Data listing:
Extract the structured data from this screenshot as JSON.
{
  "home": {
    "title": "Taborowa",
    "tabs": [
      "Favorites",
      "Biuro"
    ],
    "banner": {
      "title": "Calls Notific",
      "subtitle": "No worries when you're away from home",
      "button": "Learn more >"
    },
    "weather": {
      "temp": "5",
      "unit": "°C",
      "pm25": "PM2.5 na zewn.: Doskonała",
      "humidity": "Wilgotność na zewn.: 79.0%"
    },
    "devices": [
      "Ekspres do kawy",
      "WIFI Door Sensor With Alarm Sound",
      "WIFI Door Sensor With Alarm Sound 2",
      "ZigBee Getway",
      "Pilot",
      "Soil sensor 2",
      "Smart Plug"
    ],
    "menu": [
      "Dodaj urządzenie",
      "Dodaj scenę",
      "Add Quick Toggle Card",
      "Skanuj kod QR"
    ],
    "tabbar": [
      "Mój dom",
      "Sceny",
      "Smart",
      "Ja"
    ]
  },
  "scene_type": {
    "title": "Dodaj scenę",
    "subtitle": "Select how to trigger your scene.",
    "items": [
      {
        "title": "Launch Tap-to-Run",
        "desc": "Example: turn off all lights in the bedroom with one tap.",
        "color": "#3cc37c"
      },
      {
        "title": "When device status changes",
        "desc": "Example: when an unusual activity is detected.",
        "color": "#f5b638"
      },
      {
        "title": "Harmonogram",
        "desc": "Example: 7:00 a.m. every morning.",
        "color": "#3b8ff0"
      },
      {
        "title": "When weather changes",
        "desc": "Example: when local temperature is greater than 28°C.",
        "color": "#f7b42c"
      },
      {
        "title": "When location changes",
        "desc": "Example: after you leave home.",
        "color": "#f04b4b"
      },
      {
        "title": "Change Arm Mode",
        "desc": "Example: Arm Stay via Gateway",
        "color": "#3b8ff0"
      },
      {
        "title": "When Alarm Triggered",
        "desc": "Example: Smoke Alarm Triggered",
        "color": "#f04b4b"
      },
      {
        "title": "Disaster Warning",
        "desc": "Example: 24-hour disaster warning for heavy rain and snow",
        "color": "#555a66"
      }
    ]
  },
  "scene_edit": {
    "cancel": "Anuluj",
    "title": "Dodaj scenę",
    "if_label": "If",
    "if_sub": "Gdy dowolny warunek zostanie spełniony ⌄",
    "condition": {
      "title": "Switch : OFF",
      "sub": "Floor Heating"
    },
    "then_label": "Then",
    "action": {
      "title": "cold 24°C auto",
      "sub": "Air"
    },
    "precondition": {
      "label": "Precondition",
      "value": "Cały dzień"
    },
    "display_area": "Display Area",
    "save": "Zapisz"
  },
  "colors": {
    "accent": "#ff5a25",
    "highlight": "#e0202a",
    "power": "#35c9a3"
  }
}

* [EXERCISE] Take the data above and return it exactly.

* [SOLUTION TO THIS EXERCISE]
Extract the structured data from this screenshot as JSON.
{
  "home": {
    "title": "Taborowa",
    "tabs": [
      "Favorites",
      "Biuro"
    ],
    "banner": {
      "title": "Calls Notific",
      "subtitle": "No worries when you're away from home",
      "button": "Learn more >"
    },
    "weather": {
      "temp": "5",
      "unit": "°C",
      "pm25": "PM2.5 na zewn.: Doskonała",
      "humidity": "Wilgotność na zewn.: 79.0%"
    },
    "devices": [
      "Ekspres do kawy",
      "WIFI Door Sensor With Alarm Sound",
      "WIFI Door Sensor With Alarm Sound 2",
      "ZigBee Getway",
      "Pilot",
      "Soil sensor 2",
      "Smart Plug"
    ],
    "menu": [
      "Dodaj urządzenie",
      "Dodaj scenę",
      "Add Quick Toggle Card",
      "Skanuj kod QR"
    ],
    "tabbar": [
      "Mój dom",
      "Sceny",
      "Smart",
      "Ja"
    ]
  },
  "scene_type": {
    "title": "Dodaj scenę",
    "subtitle": "Select how to trigger your scene.",
    "items": [
      {
        "title": "Launch Tap-to-Run",
        "desc": "Example: turn off all lights in the bedroom with one tap.",
        "color": "#3cc37c"
      },
      {
        "title": "When device status changes",
        "desc": "Example: when an unusual activity is detected.",
        "color": "#f5b638"
      },
      {
        "title": "Harmonogram",
        "desc": "Example: 7:00 a.m. every morning.",
        "color": "#3b8ff0"
      },
      {
        "title": "When weather changes",
        "desc": "Example: when local temperature is greater than 28°C.",
        "color": "#f7b42c"
      },
      {
        "title": "When location changes",
        "desc": "Example: after you leave home.",
        "color": "#f04b4b"
      },
      {
        "title": "Change Arm Mode",
        "desc": "Example: Arm Stay via Gateway",
        "color": "#3b8ff0"
      },
      {
        "title": "When Alarm Triggered",
        "desc": "Example: Smoke Alarm Triggered",
        "color": "#f04b4b"
      },
      {
        "title": "Disaster Warning",
        "desc": "Example: 24-hour disaster warning for heavy rain and snow",
        "color": "#555a66"
      }
    ]
  },
  "scene_edit": {
    "cancel": "Anuluj",
    "title": "Dodaj scenę",
    "if_label": "If",
    "if_sub": "Gdy dowolny warunek zostanie spełniony ⌄",
    "condition": {
      "title": "Switch : OFF",
      "sub": "Floor Heating"
    },
    "then_label": "Then",
    "action": {
      "title": "cold 24°C auto",
      "sub": "Air"
    },
    "precondition": {
      "label": "Precondition",
      "value": "Cały dzień"
    },
    "display_area": "Display Area",
    "save": "Zapisz"
  },
  "colors": {
    "accent": "#ff5a25",
    "highlight": "#e0202a",
    "power": "#35c9a3"
  }
}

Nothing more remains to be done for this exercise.